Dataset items
+-------+
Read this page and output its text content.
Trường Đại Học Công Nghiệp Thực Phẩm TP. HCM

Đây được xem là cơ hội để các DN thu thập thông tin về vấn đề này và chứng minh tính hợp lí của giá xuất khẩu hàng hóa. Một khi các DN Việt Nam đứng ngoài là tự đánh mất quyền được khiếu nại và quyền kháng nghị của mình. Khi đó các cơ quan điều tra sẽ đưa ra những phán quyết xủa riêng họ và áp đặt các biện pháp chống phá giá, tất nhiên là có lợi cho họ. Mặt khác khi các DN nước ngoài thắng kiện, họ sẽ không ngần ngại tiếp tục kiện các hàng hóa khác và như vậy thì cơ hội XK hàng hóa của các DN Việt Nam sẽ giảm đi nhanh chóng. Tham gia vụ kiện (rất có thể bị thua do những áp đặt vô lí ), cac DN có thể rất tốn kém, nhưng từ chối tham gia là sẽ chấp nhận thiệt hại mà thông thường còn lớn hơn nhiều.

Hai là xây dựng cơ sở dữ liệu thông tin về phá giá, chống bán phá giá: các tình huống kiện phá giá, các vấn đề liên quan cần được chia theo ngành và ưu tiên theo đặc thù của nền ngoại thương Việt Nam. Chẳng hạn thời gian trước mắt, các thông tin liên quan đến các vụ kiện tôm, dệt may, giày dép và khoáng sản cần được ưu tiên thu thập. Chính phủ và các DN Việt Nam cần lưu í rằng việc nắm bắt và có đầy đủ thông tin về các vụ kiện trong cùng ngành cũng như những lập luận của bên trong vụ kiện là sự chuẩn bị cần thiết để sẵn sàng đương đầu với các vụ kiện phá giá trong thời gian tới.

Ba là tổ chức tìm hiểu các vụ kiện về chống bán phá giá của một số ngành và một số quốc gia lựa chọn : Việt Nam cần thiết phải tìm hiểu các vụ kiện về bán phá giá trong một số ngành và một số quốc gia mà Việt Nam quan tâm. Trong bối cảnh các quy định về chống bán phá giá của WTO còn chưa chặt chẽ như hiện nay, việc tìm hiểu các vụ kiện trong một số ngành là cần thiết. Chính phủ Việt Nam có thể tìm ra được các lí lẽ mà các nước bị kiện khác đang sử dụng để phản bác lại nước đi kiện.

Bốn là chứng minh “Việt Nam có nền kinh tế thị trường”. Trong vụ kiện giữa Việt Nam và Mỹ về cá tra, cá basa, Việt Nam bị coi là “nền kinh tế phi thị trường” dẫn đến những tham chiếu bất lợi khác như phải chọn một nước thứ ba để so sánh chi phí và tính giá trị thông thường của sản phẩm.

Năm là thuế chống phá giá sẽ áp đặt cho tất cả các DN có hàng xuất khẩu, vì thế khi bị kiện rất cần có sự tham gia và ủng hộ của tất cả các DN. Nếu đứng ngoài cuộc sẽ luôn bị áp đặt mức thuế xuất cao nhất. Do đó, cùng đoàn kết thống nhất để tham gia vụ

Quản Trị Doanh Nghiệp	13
+-------+
Output the data above exactly, please, line for line.

- [TASK SOLUTION]
Read this page and output its text content.
Trường Đại Học Công Nghiệp Thực Phẩm TP. HCM

Đây được xem là cơ hội để các DN thu thập thông tin về vấn đề này và chứng minh tính hợp lí của giá xuất khẩu hàng hóa. Một khi các DN Việt Nam đứng ngoài là tự đánh mất quyền được khiếu nại và quyền kháng nghị của mình. Khi đó các cơ quan điều tra sẽ đưa ra những phán quyết xủa riêng họ và áp đặt các biện pháp chống phá giá, tất nhiên là có lợi cho họ. Mặt khác khi các DN nước ngoài thắng kiện, họ sẽ không ngần ngại tiếp tục kiện các hàng hóa khác và như vậy thì cơ hội XK hàng hóa của các DN Việt Nam sẽ giảm đi nhanh chóng. Tham gia vụ kiện (rất có thể bị thua do những áp đặt vô lí ), cac DN có thể rất tốn kém, nhưng từ chối tham gia là sẽ chấp nhận thiệt hại mà thông thường còn lớn hơn nhiều.

Hai là xây dựng cơ sở dữ liệu thông tin về phá giá, chống bán phá giá: các tình huống kiện phá giá, các vấn đề liên quan cần được chia theo ngành và ưu tiên theo đặc thù của nền ngoại thương Việt Nam. Chẳng hạn thời gian trước mắt, các thông tin liên quan đến các vụ kiện tôm, dệt may, giày dép và khoáng sản cần được ưu tiên thu thập. Chính phủ và các DN Việt Nam cần lưu í rằng việc nắm bắt và có đầy đủ thông tin về các vụ kiện trong cùng ngành cũng như những lập luận của bên trong vụ kiện là sự chuẩn bị cần thiết để sẵn sàng đương đầu với các vụ kiện phá giá trong thời gian tới.

Ba là tổ chức tìm hiểu các vụ kiện về chống bán phá giá của một số ngành và một số quốc gia lựa chọn : Việt Nam cần thiết phải tìm hiểu các vụ kiện về bán phá giá trong một số ngành và một số quốc gia mà Việt Nam quan tâm. Trong bối cảnh các quy định về chống bán phá giá của WTO còn chưa chặt chẽ như hiện nay, việc tìm hiểu các vụ kiện trong một số ngành là cần thiết. Chính phủ Việt Nam có thể tìm ra được các lí lẽ mà các nước bị kiện khác đang sử dụng để phản bác lại nước đi kiện.

Bốn là chứng minh “Việt Nam có nền kinh tế thị trường”. Trong vụ kiện giữa Việt Nam và Mỹ về cá tra, cá basa, Việt Nam bị coi là “nền kinh tế phi thị trường” dẫn đến những tham chiếu bất lợi khác như phải chọn một nước thứ ba để so sánh chi phí và tính giá trị thông thường của sản phẩm.

Năm là thuế chống phá giá sẽ áp đặt cho tất cả các DN có hàng xuất khẩu, vì thế khi bị kiện rất cần có sự tham gia và ủng hộ của tất cả các DN. Nếu đứng ngoài cuộc sẽ luôn bị áp đặt mức thuế xuất cao nhất. Do đó, cùng đoàn kết thống nhất để tham gia vụ

Quản Trị Doanh Nghiệp	13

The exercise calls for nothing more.